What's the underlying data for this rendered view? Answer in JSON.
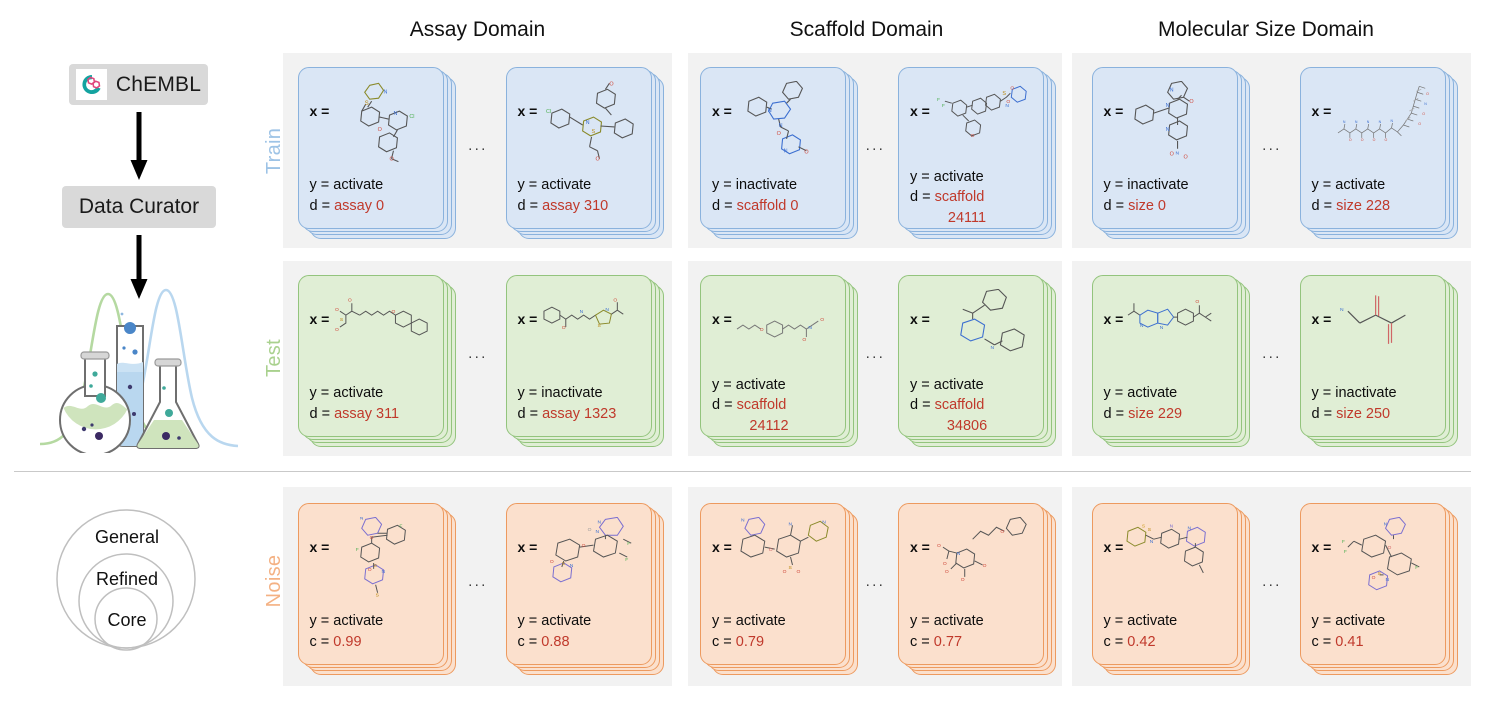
{
  "pipeline": {
    "source_label": "ChEMBL",
    "curator_label": "Data Curator",
    "venn": {
      "outer": "General",
      "middle": "Refined",
      "inner": "Core"
    }
  },
  "row_labels": [
    {
      "key": "train",
      "label": "Train",
      "color": "#9dc3e6"
    },
    {
      "key": "test",
      "label": "Test",
      "color": "#a9d18e"
    },
    {
      "key": "noise",
      "label": "Noise",
      "color": "#f4b183"
    }
  ],
  "columns": [
    {
      "key": "assay",
      "header": "Assay Domain"
    },
    {
      "key": "scaffold",
      "header": "Scaffold Domain"
    },
    {
      "key": "size",
      "header": "Molecular Size Domain"
    }
  ],
  "ellipsis": "···",
  "x_label": "x =",
  "colors": {
    "train_fill": "#dae6f5",
    "train_stroke": "#8ab2dd",
    "test_fill": "#e0eed5",
    "test_stroke": "#93c47d",
    "noise_fill": "#fbe0cd",
    "noise_stroke": "#ed9a5f",
    "panel_bg": "#f2f2f2",
    "value_red": "#c0392b",
    "chip_bg": "#d9d9d9"
  },
  "cards": {
    "assay": {
      "train": [
        {
          "y_line": "y = activate",
          "d_prefix": "d = ",
          "d_value": "assay 0",
          "d_value2": ""
        },
        {
          "y_line": "y = activate",
          "d_prefix": "d = ",
          "d_value": "assay 310",
          "d_value2": ""
        }
      ],
      "test": [
        {
          "y_line": "y = activate",
          "d_prefix": "d = ",
          "d_value": "assay 311",
          "d_value2": ""
        },
        {
          "y_line": "y = inactivate",
          "d_prefix": "d = ",
          "d_value": "assay 1323",
          "d_value2": ""
        }
      ],
      "noise": [
        {
          "y_line": "y = activate",
          "d_prefix": "c = ",
          "d_value": "0.99",
          "d_value2": ""
        },
        {
          "y_line": "y = activate",
          "d_prefix": "c = ",
          "d_value": "0.88",
          "d_value2": ""
        }
      ]
    },
    "scaffold": {
      "train": [
        {
          "y_line": "y = inactivate",
          "d_prefix": "d = ",
          "d_value": "scaffold 0",
          "d_value2": ""
        },
        {
          "y_line": "y = activate",
          "d_prefix": "d = ",
          "d_value": "scaffold",
          "d_value2": "24111"
        }
      ],
      "test": [
        {
          "y_line": "y = activate",
          "d_prefix": "d = ",
          "d_value": "scaffold",
          "d_value2": "24112"
        },
        {
          "y_line": "y = activate",
          "d_prefix": "d = ",
          "d_value": "scaffold",
          "d_value2": "34806"
        }
      ],
      "noise": [
        {
          "y_line": "y = activate",
          "d_prefix": "c = ",
          "d_value": "0.79",
          "d_value2": ""
        },
        {
          "y_line": "y = activate",
          "d_prefix": "c = ",
          "d_value": "0.77",
          "d_value2": ""
        }
      ]
    },
    "size": {
      "train": [
        {
          "y_line": "y = inactivate",
          "d_prefix": "d = ",
          "d_value": "size 0",
          "d_value2": ""
        },
        {
          "y_line": "y = activate",
          "d_prefix": "d = ",
          "d_value": "size 228",
          "d_value2": ""
        }
      ],
      "test": [
        {
          "y_line": "y = activate",
          "d_prefix": "d = ",
          "d_value": "size 229",
          "d_value2": ""
        },
        {
          "y_line": "y = inactivate",
          "d_prefix": "d = ",
          "d_value": "size 250",
          "d_value2": ""
        }
      ],
      "noise": [
        {
          "y_line": "y = activate",
          "d_prefix": "c = ",
          "d_value": "0.42",
          "d_value2": ""
        },
        {
          "y_line": "y = activate",
          "d_prefix": "c = ",
          "d_value": "0.41",
          "d_value2": ""
        }
      ]
    }
  }
}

+--

Check each line of the material for the string "header" and say how many lines have it. Give the number only.

ANSWER BELOW:
3